## Begin DATASET RECORDS

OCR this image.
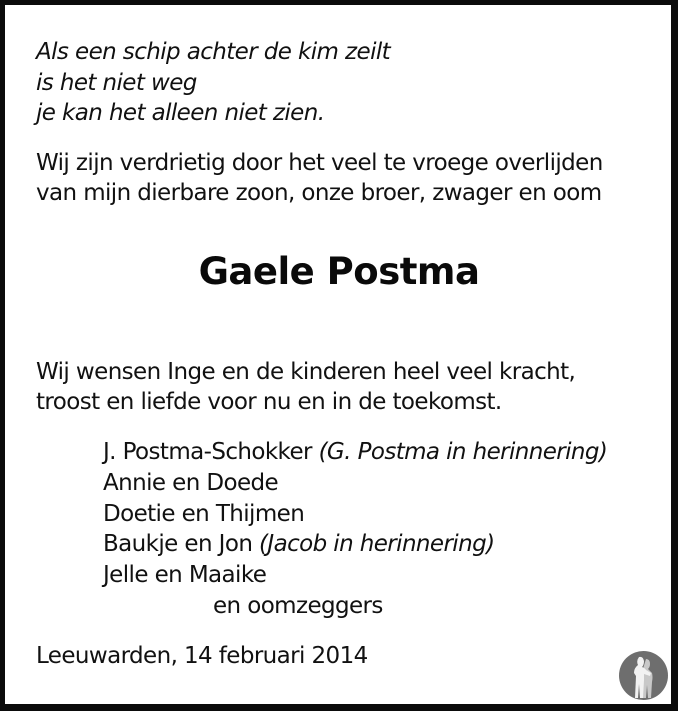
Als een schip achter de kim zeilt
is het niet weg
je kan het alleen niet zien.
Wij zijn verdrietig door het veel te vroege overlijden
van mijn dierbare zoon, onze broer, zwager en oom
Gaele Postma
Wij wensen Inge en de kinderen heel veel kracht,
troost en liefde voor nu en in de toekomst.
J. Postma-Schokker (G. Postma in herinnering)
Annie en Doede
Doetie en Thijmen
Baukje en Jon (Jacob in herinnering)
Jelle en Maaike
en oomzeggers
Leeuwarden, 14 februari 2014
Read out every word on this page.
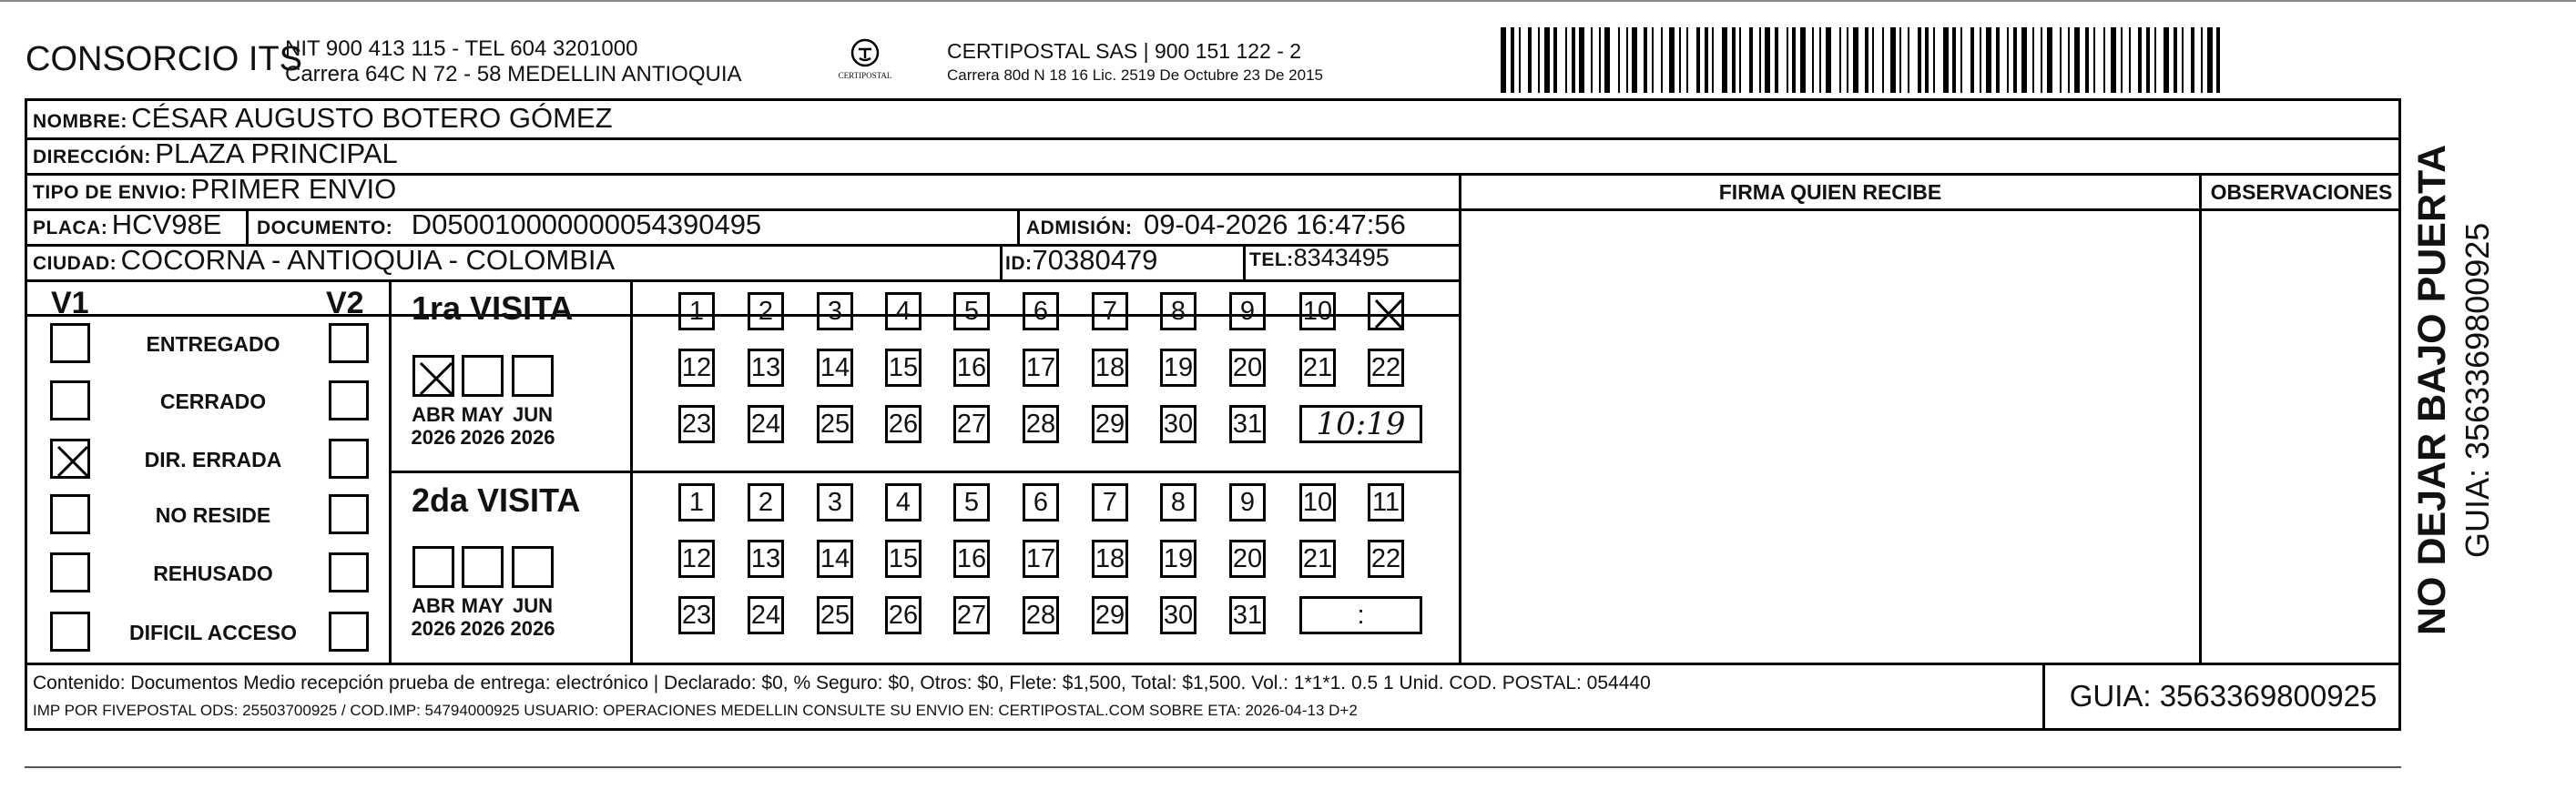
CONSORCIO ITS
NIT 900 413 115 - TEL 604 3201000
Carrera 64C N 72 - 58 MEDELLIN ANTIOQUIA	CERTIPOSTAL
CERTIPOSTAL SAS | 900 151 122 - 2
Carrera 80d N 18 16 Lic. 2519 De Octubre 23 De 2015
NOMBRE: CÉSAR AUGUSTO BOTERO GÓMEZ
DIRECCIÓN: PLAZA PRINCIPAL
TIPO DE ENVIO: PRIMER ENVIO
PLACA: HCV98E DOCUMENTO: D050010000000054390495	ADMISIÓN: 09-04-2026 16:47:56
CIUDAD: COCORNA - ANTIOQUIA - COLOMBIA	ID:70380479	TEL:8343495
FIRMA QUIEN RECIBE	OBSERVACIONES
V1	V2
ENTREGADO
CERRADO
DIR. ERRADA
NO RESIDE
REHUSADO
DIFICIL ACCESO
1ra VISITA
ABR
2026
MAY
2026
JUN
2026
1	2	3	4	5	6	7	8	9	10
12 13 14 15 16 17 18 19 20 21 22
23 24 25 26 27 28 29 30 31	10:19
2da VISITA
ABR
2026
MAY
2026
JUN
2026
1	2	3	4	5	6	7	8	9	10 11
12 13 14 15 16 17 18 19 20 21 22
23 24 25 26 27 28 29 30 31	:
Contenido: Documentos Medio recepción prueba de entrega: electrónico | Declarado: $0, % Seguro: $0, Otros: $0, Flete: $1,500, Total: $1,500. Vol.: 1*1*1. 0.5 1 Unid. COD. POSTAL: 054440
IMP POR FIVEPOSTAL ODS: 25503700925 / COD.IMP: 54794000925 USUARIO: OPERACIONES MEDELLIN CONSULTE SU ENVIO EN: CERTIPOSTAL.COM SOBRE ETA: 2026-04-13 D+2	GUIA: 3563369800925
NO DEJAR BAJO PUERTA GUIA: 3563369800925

## End DATASET RECORDS
## Begin DATASET RECORDS

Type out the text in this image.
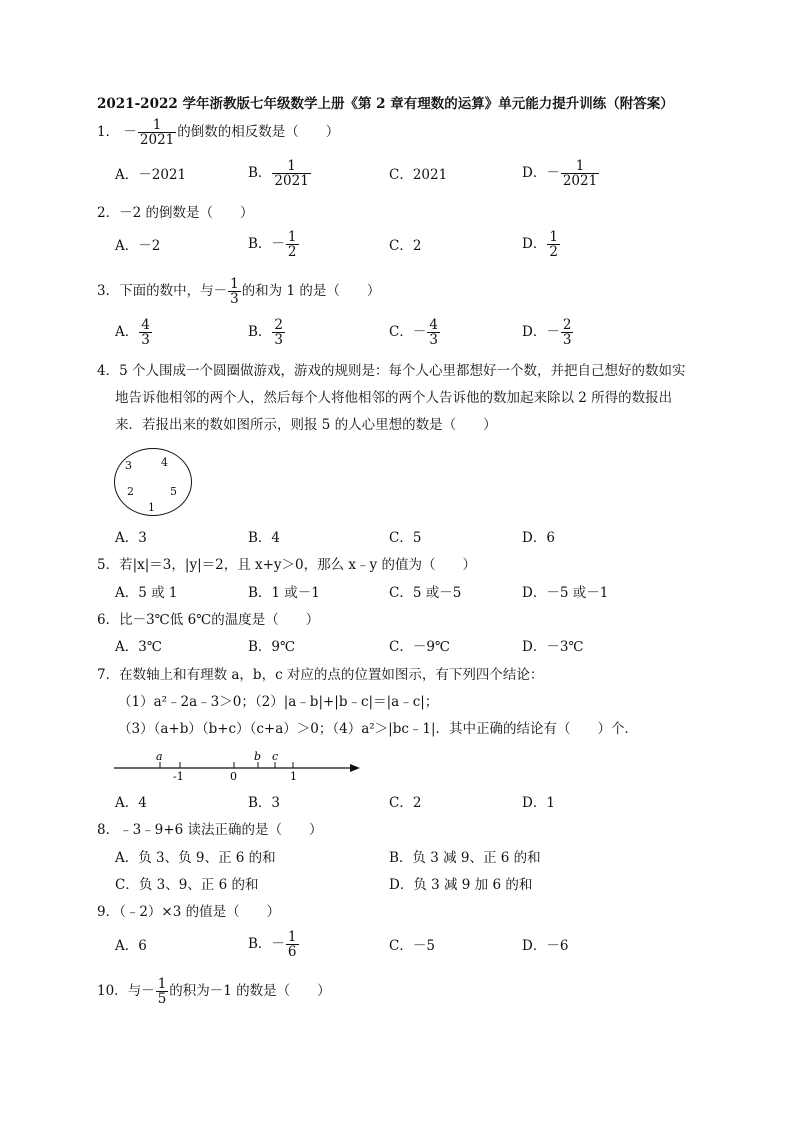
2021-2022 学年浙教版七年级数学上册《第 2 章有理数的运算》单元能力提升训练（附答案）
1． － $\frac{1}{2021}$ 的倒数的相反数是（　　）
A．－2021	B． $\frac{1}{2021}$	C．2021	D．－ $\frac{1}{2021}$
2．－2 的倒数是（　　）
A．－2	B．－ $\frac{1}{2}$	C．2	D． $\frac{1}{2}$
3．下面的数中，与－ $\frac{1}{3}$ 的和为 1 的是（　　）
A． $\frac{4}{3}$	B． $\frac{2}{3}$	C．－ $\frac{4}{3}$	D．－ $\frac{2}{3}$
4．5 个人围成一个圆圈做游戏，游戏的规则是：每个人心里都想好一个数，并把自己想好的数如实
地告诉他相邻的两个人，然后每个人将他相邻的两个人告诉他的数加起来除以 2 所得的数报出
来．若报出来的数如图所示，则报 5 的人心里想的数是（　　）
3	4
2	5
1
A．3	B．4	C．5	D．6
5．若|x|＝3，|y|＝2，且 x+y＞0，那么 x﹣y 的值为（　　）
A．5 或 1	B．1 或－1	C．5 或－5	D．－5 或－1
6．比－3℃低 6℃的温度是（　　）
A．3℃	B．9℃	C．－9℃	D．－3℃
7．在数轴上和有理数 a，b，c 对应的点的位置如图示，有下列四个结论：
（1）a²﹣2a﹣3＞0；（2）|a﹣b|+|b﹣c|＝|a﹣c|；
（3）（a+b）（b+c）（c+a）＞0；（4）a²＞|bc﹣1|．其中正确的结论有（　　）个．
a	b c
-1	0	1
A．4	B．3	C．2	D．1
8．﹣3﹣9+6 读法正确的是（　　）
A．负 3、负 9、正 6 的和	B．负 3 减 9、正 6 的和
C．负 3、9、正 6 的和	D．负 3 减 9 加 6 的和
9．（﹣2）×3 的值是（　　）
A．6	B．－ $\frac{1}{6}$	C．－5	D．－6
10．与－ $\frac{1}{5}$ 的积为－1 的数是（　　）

## End DATASET RECORDS

#### [WRITTEN EXERCISE]
Copy out each line in the listing that has the word "Carrera".

#### [WRITTEN REPLY]
Carrera 64C N 72 - 58 MEDELLIN ANTIOQUIA	CERTIPOSTAL
Carrera 80d N 18 16 Lic. 2519 De Octubre 23 De 2015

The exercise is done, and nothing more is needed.